▶ PROBLEM DESCRIPTION
Repeat every line of the data exactly, but not the pictures.

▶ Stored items
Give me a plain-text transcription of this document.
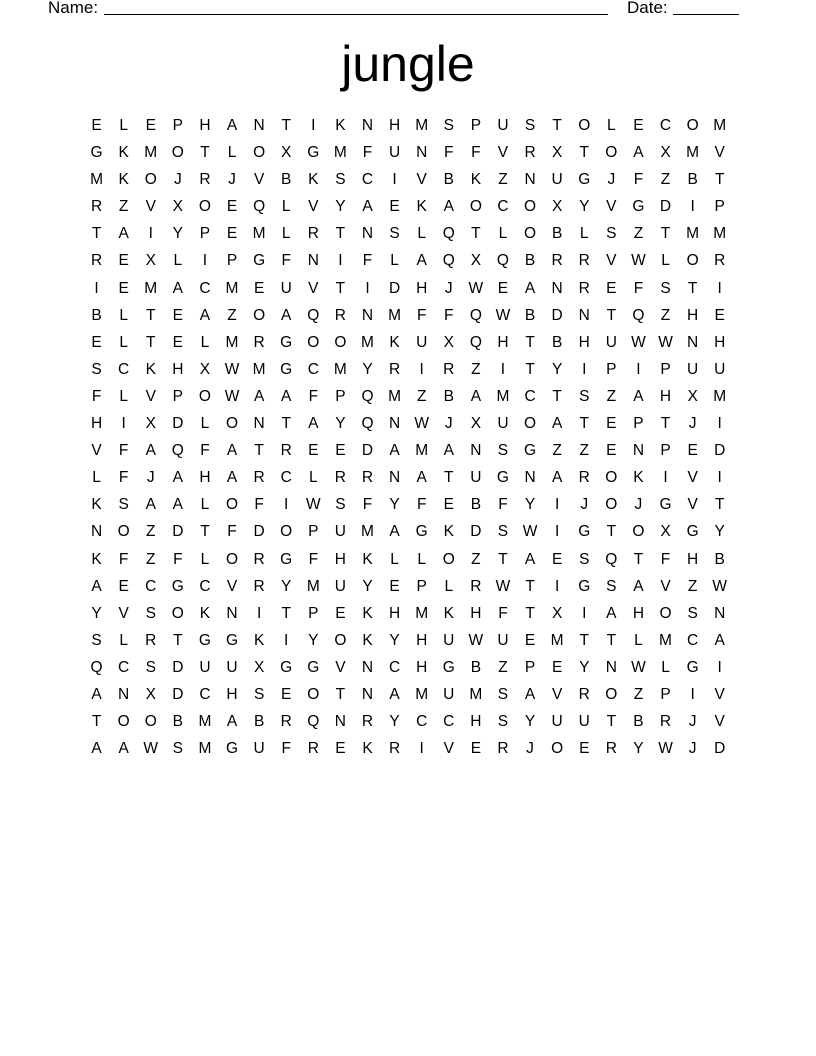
Name:	Date:
jungle
E	L	E	P	H	A	N	T	I	K	N	H M S	P	U	S	T	O	L	E	C O M
G	K M O	T	L	O	X	G M	F	U	N	F	F	V	R	X	T	O	A	X M V
M K	O	J	R	J	V	B	K	S	C	I	V	B	K	Z	N	U G	J	F	Z	B	T
R	Z	V	X	O	E	Q	L	V	Y	A	E	K	A	O C O	X	Y	V	G D	I	P
T	A	I	Y	P	E M	L	R	T	N	S	L	Q	T	L	O	B	L	S	Z	T	M M
R	E	X	L	I	P	G	F	N	I	F	L	A	Q	X	Q	B	R	R	V W L	O R
I	E M A	C M E	U	V	T	I	D	H	J	W E	A	N	R	E	F	S	T	I
B	L	T	E	A	Z	O	A	Q R	N M	F	F	Q W B	D	N	T	Q	Z	H	E
E	L	T	E	L	M R G O O M K	U	X	Q H	T	B	H	U W W N	H
S	C	K	H	X W M G C M Y	R	I	R	Z	I	T	Y	I	P	I	P	U	U
F	L	V	P	O W A	A	F	P	Q M	Z	B	A M C	T	S	Z	A	H	X M
H	I	X	D	L	O N	T	A	Y	Q N W	J	X	U O	A	T	E	P	T	J	I
V	F	A	Q	F	A	T	R	E	E	D	A M A	N	S	G	Z	Z	E	N	P	E	D
L	F	J	A	H	A	R	C	L	R	R	N	A	T	U G N	A	R O	K	I	V	I
K	S	A	A	L	O	F	I	W S	F	Y	F	E	B	F	Y	I	J	O	J	G	V	T
N O	Z	D	T	F	D O	P	U M A	G	K	D	S W	I	G	T	O	X	G	Y
K	F	Z	F	L	O R G	F	H	K	L	L	O	Z	T	A	E	S	Q	T	F	H	B
A	E	C G C	V	R	Y M U	Y	E	P	L	R W T	I	G	S	A	V	Z W
Y	V	S	O	K	N	I	T	P	E	K	H M K	H	F	T	X	I	A	H O	S	N
S	L	R	T	G G	K	I	Y	O	K	Y	H	U W U	E M	T	T	L	M C	A
Q C	S	D	U	U	X	G G	V	N	C	H G	B	Z	P	E	Y	N W L	G	I
A	N	X	D	C	H	S	E	O	T	N	A M U M S	A	V	R O	Z	P	I	V
T	O O	B M A	B	R Q N	R	Y	C	C	H	S	Y	U	U	T	B	R	J	V
A	A W S M G U	F	R	E	K	R	I	V	E	R	J	O	E	R	Y W	J	D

▶ CORRECT ANSWER
Give me a plain-text transcription of this document.
Name:	Date:
jungle
E	L	E	P	H	A	N	T	I	K	N	H M S	P	U	S	T	O	L	E	C O M
G	K M O	T	L	O	X	G M	F	U	N	F	F	V	R	X	T	O	A	X M V
M K	O	J	R	J	V	B	K	S	C	I	V	B	K	Z	N	U G	J	F	Z	B	T
R	Z	V	X	O	E	Q	L	V	Y	A	E	K	A	O C O	X	Y	V	G D	I	P
T	A	I	Y	P	E M	L	R	T	N	S	L	Q	T	L	O	B	L	S	Z	T	M M
R	E	X	L	I	P	G	F	N	I	F	L	A	Q	X	Q	B	R	R	V W L	O R
I	E M A	C M E	U	V	T	I	D	H	J	W E	A	N	R	E	F	S	T	I
B	L	T	E	A	Z	O	A	Q R	N M	F	F	Q W B	D	N	T	Q	Z	H	E
E	L	T	E	L	M R G O O M K	U	X	Q H	T	B	H	U W W N	H
S	C	K	H	X W M G C M Y	R	I	R	Z	I	T	Y	I	P	I	P	U	U
F	L	V	P	O W A	A	F	P	Q M	Z	B	A M C	T	S	Z	A	H	X M
H	I	X	D	L	O N	T	A	Y	Q N W	J	X	U O	A	T	E	P	T	J	I
V	F	A	Q	F	A	T	R	E	E	D	A M A	N	S	G	Z	Z	E	N	P	E	D
L	F	J	A	H	A	R	C	L	R	R	N	A	T	U G N	A	R O	K	I	V	I
K	S	A	A	L	O	F	I	W S	F	Y	F	E	B	F	Y	I	J	O	J	G	V	T
N O	Z	D	T	F	D O	P	U M A	G	K	D	S W	I	G	T	O	X	G	Y
K	F	Z	F	L	O R G	F	H	K	L	L	O	Z	T	A	E	S	Q	T	F	H	B
A	E	C G C	V	R	Y M U	Y	E	P	L	R W T	I	G	S	A	V	Z W
Y	V	S	O	K	N	I	T	P	E	K	H M K	H	F	T	X	I	A	H O	S	N
S	L	R	T	G G	K	I	Y	O	K	Y	H	U W U	E M	T	T	L	M C	A
Q C	S	D	U	U	X	G G	V	N	C	H G	B	Z	P	E	Y	N W L	G	I
A	N	X	D	C	H	S	E	O	T	N	A M U M S	A	V	R O	Z	P	I	V
T	O O	B M A	B	R Q N	R	Y	C	C	H	S	Y	U	U	T	B	R	J	V
A	A W S M G U	F	R	E	K	R	I	V	E	R	J	O	E	R	Y W	J	D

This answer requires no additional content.